Locate and copy all lines bearing the word "color".

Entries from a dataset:

## start

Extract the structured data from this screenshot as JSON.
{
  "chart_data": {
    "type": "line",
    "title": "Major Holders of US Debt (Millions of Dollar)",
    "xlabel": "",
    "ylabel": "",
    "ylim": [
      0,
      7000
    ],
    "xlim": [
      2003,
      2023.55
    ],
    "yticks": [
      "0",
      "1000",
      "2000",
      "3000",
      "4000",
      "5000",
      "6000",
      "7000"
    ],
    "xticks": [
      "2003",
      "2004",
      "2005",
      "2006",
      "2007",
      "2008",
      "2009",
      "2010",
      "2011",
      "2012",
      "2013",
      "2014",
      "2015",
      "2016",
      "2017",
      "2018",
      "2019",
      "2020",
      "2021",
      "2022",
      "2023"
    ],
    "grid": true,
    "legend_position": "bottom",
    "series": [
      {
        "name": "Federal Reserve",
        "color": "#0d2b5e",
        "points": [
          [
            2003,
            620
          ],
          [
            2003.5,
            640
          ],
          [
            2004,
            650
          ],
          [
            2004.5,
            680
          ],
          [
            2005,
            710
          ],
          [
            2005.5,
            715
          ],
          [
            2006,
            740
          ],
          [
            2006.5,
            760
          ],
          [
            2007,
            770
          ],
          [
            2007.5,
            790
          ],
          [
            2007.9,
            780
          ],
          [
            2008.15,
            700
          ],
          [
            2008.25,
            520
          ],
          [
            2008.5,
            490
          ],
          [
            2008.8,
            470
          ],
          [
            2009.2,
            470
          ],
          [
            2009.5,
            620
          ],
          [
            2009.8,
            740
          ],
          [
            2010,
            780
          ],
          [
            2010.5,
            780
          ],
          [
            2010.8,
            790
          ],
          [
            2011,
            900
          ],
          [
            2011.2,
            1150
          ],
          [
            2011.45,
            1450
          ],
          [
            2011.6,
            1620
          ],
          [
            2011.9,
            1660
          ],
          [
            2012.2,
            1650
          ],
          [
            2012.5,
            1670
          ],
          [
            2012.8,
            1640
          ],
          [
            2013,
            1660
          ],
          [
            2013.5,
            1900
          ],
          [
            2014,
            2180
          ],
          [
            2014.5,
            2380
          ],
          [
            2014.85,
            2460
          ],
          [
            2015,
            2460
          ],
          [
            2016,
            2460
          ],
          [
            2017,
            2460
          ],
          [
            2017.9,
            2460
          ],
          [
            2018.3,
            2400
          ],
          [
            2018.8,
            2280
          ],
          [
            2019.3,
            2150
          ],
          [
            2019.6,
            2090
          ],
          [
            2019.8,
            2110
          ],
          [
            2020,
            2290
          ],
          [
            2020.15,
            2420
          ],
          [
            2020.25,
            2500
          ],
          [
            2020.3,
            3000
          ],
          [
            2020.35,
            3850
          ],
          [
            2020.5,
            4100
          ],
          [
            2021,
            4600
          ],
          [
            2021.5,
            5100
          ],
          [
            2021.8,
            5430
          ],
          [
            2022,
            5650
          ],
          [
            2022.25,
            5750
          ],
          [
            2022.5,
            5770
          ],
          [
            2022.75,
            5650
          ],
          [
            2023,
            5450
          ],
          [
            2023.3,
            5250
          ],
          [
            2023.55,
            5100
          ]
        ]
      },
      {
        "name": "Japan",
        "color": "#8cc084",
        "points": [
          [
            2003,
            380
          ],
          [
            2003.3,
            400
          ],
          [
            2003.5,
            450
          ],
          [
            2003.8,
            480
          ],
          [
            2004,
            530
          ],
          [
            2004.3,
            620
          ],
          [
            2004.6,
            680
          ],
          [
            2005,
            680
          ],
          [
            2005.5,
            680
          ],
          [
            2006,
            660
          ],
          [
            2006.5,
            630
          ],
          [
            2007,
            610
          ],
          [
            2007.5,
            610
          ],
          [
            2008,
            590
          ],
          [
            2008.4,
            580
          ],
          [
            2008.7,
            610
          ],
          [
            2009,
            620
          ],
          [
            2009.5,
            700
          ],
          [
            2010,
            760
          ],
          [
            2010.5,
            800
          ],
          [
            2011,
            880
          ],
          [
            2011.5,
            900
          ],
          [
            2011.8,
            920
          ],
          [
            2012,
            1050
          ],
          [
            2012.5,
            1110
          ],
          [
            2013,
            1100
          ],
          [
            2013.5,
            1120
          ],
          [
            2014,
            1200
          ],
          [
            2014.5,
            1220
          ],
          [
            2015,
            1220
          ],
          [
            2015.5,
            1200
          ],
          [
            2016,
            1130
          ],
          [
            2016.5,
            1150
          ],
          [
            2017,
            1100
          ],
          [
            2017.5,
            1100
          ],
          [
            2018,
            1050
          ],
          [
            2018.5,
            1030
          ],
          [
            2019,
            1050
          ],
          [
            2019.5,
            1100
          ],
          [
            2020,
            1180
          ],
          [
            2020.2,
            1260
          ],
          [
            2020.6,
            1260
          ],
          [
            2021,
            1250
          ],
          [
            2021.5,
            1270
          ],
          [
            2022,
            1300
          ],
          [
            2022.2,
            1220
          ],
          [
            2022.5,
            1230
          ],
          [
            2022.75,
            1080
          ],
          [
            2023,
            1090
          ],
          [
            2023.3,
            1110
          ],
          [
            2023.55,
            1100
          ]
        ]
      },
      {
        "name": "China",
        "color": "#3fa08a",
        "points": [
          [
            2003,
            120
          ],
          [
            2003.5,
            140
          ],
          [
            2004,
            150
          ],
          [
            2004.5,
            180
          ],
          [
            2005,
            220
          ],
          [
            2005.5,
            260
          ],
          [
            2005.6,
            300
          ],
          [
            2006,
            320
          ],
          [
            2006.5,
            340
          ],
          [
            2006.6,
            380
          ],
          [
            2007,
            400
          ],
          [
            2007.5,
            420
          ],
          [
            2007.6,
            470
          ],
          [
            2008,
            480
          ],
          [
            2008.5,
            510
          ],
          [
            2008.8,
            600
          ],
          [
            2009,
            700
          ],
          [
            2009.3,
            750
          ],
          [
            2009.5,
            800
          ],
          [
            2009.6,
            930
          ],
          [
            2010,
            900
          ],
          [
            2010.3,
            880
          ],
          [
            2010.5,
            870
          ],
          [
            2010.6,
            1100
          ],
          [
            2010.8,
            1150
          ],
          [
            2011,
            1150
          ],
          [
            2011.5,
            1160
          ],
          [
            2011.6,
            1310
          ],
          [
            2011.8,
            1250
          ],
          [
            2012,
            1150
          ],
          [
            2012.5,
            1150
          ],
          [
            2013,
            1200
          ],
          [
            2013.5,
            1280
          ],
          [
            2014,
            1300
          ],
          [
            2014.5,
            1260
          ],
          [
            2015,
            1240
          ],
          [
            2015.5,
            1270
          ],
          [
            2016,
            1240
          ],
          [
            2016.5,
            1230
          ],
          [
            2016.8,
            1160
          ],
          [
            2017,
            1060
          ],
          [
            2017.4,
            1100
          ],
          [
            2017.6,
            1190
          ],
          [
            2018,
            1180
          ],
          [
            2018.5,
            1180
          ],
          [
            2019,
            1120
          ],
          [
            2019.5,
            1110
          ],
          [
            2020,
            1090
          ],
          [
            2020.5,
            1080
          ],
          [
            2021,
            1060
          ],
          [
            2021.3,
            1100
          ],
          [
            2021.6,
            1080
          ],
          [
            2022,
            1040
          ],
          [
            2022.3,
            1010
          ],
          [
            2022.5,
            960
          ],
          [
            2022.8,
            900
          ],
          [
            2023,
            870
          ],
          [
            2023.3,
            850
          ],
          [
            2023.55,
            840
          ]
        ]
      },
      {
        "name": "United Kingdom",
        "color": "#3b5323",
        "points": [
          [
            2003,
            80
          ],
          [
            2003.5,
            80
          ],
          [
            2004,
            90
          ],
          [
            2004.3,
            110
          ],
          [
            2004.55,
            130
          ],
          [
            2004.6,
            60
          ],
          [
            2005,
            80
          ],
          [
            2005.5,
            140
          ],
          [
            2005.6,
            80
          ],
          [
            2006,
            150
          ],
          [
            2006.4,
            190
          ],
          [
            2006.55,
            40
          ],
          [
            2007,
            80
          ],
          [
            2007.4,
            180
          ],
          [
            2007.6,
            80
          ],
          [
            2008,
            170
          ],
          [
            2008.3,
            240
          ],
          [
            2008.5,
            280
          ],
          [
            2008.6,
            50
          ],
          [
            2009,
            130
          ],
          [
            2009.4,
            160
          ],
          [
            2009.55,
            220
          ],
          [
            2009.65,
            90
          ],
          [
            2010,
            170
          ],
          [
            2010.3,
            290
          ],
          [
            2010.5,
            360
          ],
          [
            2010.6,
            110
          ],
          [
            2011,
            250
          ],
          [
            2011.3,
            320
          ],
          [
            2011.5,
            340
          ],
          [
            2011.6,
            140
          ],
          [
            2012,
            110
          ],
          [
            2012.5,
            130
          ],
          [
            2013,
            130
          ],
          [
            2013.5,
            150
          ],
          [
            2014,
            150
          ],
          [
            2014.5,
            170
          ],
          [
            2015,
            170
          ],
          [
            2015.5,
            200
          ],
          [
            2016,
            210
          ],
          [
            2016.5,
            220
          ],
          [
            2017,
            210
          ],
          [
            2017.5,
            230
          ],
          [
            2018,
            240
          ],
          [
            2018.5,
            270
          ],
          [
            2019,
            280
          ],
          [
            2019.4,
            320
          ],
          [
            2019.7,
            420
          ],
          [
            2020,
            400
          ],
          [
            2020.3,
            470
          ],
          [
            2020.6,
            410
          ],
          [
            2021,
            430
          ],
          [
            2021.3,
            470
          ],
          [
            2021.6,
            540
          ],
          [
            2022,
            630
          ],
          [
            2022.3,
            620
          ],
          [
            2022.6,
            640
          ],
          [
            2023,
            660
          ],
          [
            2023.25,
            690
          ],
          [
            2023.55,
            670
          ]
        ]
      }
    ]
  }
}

## end

▶ TASK RESULT
        "color": "#0d2b5e",
        "color": "#8cc084",
        "color": "#3fa08a",
        "color": "#3b5323",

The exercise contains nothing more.